A run of records:
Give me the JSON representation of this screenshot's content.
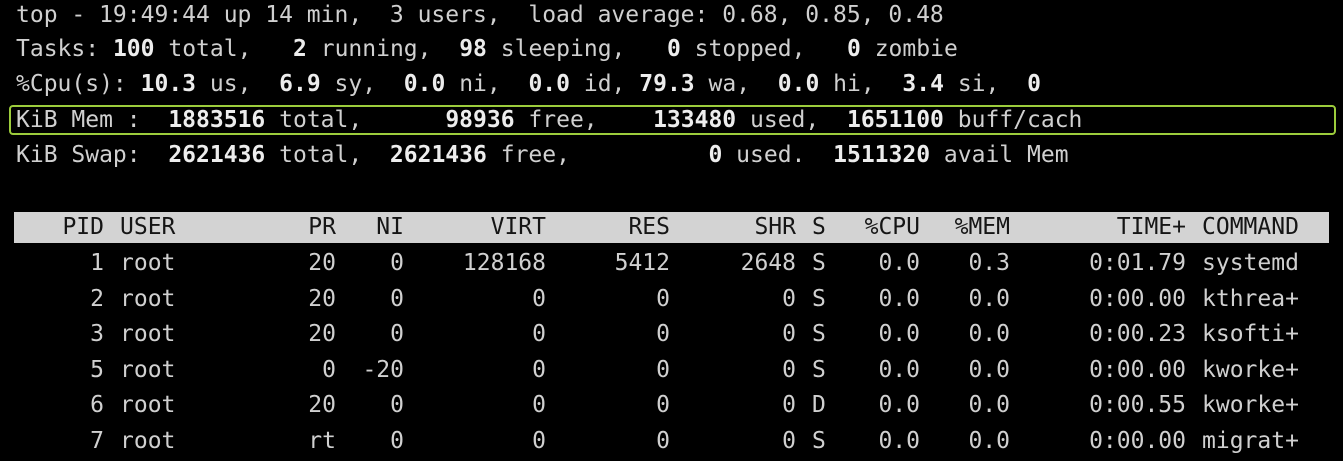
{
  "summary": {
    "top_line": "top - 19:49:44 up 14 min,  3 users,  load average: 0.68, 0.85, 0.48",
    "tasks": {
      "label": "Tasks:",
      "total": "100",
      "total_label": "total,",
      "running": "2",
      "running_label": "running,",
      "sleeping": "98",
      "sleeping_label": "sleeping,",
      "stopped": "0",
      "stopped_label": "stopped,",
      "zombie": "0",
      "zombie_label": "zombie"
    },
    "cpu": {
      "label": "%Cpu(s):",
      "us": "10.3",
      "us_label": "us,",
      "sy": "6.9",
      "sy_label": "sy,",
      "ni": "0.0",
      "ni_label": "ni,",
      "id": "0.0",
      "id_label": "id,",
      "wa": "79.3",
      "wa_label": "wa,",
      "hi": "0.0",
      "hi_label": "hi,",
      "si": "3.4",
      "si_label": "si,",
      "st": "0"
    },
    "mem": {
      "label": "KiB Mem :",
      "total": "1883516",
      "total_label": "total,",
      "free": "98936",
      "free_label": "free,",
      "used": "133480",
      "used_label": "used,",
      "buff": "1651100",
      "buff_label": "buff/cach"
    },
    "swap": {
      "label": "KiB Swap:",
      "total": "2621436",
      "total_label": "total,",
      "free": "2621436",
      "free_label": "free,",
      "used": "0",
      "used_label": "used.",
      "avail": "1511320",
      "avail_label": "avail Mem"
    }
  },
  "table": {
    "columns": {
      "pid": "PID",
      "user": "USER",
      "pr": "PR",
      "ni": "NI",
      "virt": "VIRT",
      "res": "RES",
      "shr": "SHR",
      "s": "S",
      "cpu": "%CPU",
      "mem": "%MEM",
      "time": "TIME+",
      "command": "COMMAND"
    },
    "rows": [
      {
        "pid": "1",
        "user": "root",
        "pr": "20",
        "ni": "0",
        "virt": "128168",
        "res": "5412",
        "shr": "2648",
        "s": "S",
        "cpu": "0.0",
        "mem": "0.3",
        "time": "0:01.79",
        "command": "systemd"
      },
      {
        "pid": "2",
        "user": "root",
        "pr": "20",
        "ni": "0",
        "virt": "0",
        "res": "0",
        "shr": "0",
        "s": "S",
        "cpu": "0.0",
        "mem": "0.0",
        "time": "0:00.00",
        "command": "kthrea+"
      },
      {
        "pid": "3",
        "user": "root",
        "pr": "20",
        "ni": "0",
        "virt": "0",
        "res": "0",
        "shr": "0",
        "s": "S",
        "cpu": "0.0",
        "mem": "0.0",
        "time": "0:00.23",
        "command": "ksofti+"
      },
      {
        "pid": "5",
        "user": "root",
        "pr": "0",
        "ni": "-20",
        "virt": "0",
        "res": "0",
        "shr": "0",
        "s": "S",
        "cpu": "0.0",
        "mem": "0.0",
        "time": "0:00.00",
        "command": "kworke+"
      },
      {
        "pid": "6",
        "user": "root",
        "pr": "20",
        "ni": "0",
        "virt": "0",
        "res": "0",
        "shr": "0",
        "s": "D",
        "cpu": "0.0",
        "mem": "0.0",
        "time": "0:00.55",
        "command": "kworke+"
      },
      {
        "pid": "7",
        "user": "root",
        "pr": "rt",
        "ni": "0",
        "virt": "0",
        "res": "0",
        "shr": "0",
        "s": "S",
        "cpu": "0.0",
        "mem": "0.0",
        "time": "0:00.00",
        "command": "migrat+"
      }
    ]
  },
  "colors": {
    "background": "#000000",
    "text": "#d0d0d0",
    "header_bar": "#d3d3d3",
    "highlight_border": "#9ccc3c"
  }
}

==

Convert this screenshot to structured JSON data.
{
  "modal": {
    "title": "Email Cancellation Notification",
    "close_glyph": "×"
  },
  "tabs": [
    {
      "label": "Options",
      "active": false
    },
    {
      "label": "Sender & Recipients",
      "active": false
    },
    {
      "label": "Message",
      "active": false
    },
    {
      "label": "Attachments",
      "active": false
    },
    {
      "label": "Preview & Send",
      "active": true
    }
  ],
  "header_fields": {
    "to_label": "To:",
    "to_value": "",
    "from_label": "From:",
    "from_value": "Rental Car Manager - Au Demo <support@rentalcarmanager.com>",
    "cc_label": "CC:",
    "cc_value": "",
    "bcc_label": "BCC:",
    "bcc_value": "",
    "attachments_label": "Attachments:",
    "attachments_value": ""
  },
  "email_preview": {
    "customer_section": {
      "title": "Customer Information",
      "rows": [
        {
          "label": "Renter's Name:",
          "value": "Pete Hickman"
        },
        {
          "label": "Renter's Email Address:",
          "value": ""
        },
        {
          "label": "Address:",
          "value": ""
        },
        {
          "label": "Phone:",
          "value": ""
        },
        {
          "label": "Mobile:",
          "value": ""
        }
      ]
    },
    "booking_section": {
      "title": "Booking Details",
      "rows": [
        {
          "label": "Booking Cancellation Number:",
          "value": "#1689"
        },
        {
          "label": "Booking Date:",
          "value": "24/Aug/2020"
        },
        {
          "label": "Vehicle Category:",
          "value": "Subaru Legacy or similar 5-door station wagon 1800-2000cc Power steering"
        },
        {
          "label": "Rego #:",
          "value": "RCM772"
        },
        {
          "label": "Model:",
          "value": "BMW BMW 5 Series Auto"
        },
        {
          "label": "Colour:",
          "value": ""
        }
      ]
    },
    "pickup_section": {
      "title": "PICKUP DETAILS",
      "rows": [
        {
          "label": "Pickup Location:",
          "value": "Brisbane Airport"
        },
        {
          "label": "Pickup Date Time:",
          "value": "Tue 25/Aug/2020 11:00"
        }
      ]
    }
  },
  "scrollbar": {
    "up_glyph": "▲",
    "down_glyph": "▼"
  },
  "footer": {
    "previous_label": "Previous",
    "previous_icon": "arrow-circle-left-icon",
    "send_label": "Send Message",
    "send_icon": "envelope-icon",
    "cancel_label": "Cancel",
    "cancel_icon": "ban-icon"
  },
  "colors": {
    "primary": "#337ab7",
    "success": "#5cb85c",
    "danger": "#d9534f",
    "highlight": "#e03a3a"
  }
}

▶ [What is required]
Copy out every line that includes the word "this".

▶ [Result below]
Give me the JSON representation of this screenshot's content.
Convert this screenshot to structured JSON data.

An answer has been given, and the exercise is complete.